(TEXTO PARA LEITURA):

O teólogo suíço Hans Küng um dia foi um promissor teólogo. Seu talento com a teologia ainda muito jovem lhe rendeu o interesse de uma geração fascinada com sua verborragia, sua desenvoltura entre teólogos reconhecidos, seu espaço na mídia e entre alguns conhecidos cardeais do bloco de língua germânica. Pouco tempo depois de sua meteórica ascenção, muitos começaram a perceber que, na verdade, Hans Küng gostava mais da atenção, de estar na mídia e entre membros da cúria, do que da teologia ou da Igreja. Ser popular é sua missão em vida.
Nascido em 1928, em Sursee, na Suíça, Küng estudou filosofia e teologia na Pontifícia Universidade Gregoriana, a famosa escola romana, casa em que tantos grandes nomes da teologia estudaram desde sua fundação em 1551, por Santo Inácio de Loiola. Durante o Concílio Vaticano II (CVII), Küng foi um dos teólogos de língua alemã a ser recomendado como perito (peritus), e assim acompanharia alguns cardeais como intérprete no caso de alguma discussão teológica mais complexa. O outro famoso peritus de língua alemã era o jovem Joseph Ratzinger, um promissor, porém discreto, teólogo alemão. Os dois ficaram muito conhecidos por seu trabalho, e Küng especialmente por seu talento com a mídia. Poucos anos mais tarde, o suíço insistiu para que Ratzinger se tornasse professor na mesma faculdade em que ele dava aulas. O que foi, no fundo, o começo da barreira que se abriria entre os dois. Essa diferença vale um artigo próprio no futuro, com a devida teologia debatida mais profundamente.
Até aquele ponto, um dos mais conhecidos teólogos do mundo era o também suíço Karl Barth. Barth foi o mais importante teólogo protestante do século XX. Küng escreve o que seria seu livro mais famoso: “Justificação: uma reflexão católica da doutrina de Karl Barth”. O próprio Barth permite que seja publicada no livro uma nota sua atestando que seu pensamento foi bem explicado por Küng. A tese central de Küng, embora ele fique em cima do muro sobre as ações da Igreja, é que tanto Lutero como Barth erram em sua teologia ao rejeitar a doutrina católica por causa de erros humanos. O sucesso do livro, e do diálogo com Barth, abre espaço para outros teólogos que adotavam posturas cada vez mais liberais, como o jesuíta alemão Karl Rahner e o dominicano belga Edward Schillebeeckx.
Por outro lado, logo depois da mudança de Ratzinger para a faculdade de Tübigen, a diferença entre os dois colegas se acentua, se tornando quase uma metáfora para a ruptura entre os mais eminentes teólogos da época. É fundamental não colocar de lado o fato de que o movimento marxista vinha ganhando enorme força nas universidades do mundo todo, e o movimento teológico liberal de forma alguma pode ser visto separado disso. Küng, assim como outros, apoiavam o movimento e as revoltas estudantis, ao que, assim como hoje, eles chamavam cinicamente de “diálogos”. Ratzinger é o primeiro a dizer que tudo isso soava muito familiar para quem tinha visto o nazismo de perto. Por fim, a ruptura se deu em suas publicações. De um lado, os membros do jornal de teologia Concilium: Küng, Rahner, Schillebeeckx, Marie-Dominique Chenu, Yves Congar e outros. Do outro lado, a resposta católica mais ortodoxa, o recém fundado jornal Communio, com Ratzinger, Hans Urs von Bathasar, Henri de Lubac, Walter Kasper e mais alguns.

(LINHAS REGISTRADAS):

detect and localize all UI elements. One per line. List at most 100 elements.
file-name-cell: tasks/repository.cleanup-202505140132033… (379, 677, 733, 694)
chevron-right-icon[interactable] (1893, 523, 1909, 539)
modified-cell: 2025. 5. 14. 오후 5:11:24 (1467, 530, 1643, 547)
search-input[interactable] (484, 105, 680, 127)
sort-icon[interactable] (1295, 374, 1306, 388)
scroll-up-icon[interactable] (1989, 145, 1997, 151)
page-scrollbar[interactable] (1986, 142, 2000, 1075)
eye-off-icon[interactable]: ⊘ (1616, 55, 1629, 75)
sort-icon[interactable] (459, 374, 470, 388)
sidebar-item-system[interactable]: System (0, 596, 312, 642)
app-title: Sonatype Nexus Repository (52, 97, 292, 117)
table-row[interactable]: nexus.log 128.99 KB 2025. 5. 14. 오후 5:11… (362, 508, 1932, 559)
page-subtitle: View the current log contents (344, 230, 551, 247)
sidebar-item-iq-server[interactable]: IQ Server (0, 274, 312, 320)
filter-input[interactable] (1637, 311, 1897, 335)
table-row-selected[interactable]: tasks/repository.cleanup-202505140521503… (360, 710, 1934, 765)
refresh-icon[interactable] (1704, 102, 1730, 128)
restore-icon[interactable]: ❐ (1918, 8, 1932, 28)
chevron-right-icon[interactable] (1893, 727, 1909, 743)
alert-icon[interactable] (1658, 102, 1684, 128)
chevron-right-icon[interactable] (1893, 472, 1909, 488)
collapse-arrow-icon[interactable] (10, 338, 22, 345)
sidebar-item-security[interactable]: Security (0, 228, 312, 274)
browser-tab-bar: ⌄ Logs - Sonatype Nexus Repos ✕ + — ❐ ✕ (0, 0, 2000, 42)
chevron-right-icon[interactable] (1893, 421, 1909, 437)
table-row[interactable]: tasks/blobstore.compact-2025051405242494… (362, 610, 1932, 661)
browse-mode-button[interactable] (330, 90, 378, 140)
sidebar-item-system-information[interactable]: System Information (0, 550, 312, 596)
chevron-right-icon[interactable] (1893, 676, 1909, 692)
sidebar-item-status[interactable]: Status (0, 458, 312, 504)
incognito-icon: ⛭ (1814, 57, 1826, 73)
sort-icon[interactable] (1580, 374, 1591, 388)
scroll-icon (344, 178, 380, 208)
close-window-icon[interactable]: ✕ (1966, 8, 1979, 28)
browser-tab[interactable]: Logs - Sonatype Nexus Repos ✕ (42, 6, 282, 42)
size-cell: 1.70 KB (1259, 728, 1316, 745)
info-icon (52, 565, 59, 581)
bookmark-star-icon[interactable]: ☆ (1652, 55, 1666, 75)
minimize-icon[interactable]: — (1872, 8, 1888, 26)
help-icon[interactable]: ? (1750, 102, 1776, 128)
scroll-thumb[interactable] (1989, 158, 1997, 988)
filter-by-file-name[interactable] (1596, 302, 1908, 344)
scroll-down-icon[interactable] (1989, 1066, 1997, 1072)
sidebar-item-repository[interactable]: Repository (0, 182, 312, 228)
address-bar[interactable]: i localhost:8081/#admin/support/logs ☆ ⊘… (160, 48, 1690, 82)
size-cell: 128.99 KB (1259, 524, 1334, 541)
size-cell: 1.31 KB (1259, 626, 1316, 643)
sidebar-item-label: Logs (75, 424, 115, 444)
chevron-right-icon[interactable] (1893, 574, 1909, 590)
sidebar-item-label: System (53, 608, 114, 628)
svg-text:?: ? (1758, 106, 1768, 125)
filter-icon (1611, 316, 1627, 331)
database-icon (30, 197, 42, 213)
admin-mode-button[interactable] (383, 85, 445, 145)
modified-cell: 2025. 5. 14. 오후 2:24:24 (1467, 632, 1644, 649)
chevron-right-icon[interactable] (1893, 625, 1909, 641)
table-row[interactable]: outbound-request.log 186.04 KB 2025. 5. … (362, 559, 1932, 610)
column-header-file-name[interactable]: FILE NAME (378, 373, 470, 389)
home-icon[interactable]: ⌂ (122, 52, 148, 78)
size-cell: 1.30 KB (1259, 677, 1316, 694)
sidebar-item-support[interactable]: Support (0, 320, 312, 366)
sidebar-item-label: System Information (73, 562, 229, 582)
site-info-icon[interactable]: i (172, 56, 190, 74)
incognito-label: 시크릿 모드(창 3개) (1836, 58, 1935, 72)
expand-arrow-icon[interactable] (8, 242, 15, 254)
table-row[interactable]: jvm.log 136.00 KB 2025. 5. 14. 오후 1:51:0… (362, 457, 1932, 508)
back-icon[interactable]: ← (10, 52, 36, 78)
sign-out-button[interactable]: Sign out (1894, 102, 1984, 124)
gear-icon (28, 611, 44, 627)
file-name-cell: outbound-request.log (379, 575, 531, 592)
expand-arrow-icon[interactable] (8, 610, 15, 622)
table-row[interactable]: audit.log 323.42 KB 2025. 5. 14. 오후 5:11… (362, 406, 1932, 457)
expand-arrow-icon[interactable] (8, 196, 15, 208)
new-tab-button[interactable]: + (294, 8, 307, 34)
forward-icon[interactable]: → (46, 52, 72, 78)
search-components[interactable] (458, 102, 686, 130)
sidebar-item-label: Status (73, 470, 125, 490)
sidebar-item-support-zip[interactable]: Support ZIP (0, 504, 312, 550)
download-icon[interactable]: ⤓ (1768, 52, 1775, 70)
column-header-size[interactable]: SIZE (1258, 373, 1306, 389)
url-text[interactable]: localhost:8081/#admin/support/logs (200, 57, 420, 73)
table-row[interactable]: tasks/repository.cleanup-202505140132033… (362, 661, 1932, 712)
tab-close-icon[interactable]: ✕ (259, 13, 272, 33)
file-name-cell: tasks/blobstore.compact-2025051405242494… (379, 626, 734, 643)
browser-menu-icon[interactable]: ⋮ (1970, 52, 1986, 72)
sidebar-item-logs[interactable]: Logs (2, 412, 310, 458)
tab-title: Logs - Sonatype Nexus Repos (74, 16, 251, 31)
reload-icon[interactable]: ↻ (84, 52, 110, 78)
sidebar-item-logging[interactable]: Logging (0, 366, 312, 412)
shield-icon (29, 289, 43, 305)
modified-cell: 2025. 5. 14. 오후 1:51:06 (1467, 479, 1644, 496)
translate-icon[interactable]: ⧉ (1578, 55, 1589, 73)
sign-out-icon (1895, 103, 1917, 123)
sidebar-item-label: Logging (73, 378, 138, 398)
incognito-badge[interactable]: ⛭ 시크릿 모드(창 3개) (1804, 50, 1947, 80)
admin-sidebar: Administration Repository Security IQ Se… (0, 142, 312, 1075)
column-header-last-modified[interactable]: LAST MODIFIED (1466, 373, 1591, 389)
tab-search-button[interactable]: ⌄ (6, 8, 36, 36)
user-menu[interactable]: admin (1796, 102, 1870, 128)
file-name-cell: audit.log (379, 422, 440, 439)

(TAREFAS A CUMPRIR):
[1] De acordo com o texto sobre Hans Küng, em que ano e em que cidade ele nasceu?
[2] Segundo o texto sobre Hans Küng, qual é a tese central do livro de Küng sobre a doutrina de Karl Barth? Explique por que, nessa tese, Lutero e Barth erram.
Baseie-se somente no texto para responder.

(RESPOSTAS EM ORDEM):
[1] Hans Küng nasceu em 1928, em Sursee, na Suíça.

[2] A tese central de Küng é que Lutero e Barth erram em sua teologia. Para ele, o erro está em rejeitarem a doutrina católica por causa de erros humanos.